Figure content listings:
· · ·

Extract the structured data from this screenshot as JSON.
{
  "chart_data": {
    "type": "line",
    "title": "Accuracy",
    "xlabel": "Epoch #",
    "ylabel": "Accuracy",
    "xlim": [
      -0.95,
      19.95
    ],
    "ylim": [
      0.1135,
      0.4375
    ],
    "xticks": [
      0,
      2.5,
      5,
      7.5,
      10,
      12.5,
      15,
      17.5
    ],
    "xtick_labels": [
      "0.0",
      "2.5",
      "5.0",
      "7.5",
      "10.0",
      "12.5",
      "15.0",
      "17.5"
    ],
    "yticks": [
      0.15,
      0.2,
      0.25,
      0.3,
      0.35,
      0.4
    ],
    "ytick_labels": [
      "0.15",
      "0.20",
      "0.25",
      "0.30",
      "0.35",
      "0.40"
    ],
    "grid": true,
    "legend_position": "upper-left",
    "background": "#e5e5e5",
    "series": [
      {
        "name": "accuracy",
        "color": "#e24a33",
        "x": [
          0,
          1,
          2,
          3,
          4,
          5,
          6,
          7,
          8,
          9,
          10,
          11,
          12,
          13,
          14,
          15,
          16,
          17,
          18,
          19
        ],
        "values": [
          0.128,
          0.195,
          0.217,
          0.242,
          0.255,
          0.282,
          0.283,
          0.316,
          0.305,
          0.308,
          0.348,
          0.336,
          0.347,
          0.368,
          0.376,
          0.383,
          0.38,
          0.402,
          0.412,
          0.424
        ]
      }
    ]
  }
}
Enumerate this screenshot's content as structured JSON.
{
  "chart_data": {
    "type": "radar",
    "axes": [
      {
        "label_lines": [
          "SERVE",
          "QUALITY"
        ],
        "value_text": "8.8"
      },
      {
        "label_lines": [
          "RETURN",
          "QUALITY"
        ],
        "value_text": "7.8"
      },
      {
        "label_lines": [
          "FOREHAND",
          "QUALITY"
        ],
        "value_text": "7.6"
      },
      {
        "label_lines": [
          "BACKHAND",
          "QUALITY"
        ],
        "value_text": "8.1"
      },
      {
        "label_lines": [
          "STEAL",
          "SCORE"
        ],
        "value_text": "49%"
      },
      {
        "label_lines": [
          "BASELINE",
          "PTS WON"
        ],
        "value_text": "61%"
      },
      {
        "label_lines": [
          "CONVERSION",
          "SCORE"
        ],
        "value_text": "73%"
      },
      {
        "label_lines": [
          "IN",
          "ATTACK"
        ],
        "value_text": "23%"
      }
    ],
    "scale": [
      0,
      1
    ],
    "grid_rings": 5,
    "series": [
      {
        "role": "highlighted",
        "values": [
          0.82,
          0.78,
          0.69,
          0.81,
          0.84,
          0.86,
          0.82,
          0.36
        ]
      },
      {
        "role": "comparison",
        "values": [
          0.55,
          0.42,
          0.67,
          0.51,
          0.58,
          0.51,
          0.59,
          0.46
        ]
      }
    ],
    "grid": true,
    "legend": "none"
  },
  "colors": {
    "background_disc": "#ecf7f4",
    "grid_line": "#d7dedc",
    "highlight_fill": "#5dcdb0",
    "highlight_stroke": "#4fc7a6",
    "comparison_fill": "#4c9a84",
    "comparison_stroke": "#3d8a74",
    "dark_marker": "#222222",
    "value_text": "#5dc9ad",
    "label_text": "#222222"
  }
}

· · ·

[EXERCISE DIRECTIONS] Reproduce the material above, every line of it, exactly.

[RESPONSE TO THE EXERCISE]
Extract the structured data from this screenshot as JSON.
{
  "chart_data": {
    "type": "line",
    "title": "Accuracy",
    "xlabel": "Epoch #",
    "ylabel": "Accuracy",
    "xlim": [
      -0.95,
      19.95
    ],
    "ylim": [
      0.1135,
      0.4375
    ],
    "xticks": [
      0,
      2.5,
      5,
      7.5,
      10,
      12.5,
      15,
      17.5
    ],
    "xtick_labels": [
      "0.0",
      "2.5",
      "5.0",
      "7.5",
      "10.0",
      "12.5",
      "15.0",
      "17.5"
    ],
    "yticks": [
      0.15,
      0.2,
      0.25,
      0.3,
      0.35,
      0.4
    ],
    "ytick_labels": [
      "0.15",
      "0.20",
      "0.25",
      "0.30",
      "0.35",
      "0.40"
    ],
    "grid": true,
    "legend_position": "upper-left",
    "background": "#e5e5e5",
    "series": [
      {
        "name": "accuracy",
        "color": "#e24a33",
        "x": [
          0,
          1,
          2,
          3,
          4,
          5,
          6,
          7,
          8,
          9,
          10,
          11,
          12,
          13,
          14,
          15,
          16,
          17,
          18,
          19
        ],
        "values": [
          0.128,
          0.195,
          0.217,
          0.242,
          0.255,
          0.282,
          0.283,
          0.316,
          0.305,
          0.308,
          0.348,
          0.336,
          0.347,
          0.368,
          0.376,
          0.383,
          0.38,
          0.402,
          0.412,
          0.424
        ]
      }
    ]
  }
}
Enumerate this screenshot's content as structured JSON.
{
  "chart_data": {
    "type": "radar",
    "axes": [
      {
        "label_lines": [
          "SERVE",
          "QUALITY"
        ],
        "value_text": "8.8"
      },
      {
        "label_lines": [
          "RETURN",
          "QUALITY"
        ],
        "value_text": "7.8"
      },
      {
        "label_lines": [
          "FOREHAND",
          "QUALITY"
        ],
        "value_text": "7.6"
      },
      {
        "label_lines": [
          "BACKHAND",
          "QUALITY"
        ],
        "value_text": "8.1"
      },
      {
        "label_lines": [
          "STEAL",
          "SCORE"
        ],
        "value_text": "49%"
      },
      {
        "label_lines": [
          "BASELINE",
          "PTS WON"
        ],
        "value_text": "61%"
      },
      {
        "label_lines": [
          "CONVERSION",
          "SCORE"
        ],
        "value_text": "73%"
      },
      {
        "label_lines": [
          "IN",
          "ATTACK"
        ],
        "value_text": "23%"
      }
    ],
    "scale": [
      0,
      1
    ],
    "grid_rings": 5,
    "series": [
      {
        "role": "highlighted",
        "values": [
          0.82,
          0.78,
          0.69,
          0.81,
          0.84,
          0.86,
          0.82,
          0.36
        ]
      },
      {
        "role": "comparison",
        "values": [
          0.55,
          0.42,
          0.67,
          0.51,
          0.58,
          0.51,
          0.59,
          0.46
        ]
      }
    ],
    "grid": true,
    "legend": "none"
  },
  "colors": {
    "background_disc": "#ecf7f4",
    "grid_line": "#d7dedc",
    "highlight_fill": "#5dcdb0",
    "highlight_stroke": "#4fc7a6",
    "comparison_fill": "#4c9a84",
    "comparison_stroke": "#3d8a74",
    "dark_marker": "#222222",
    "value_text": "#5dc9ad",
    "label_text": "#222222"
  }
}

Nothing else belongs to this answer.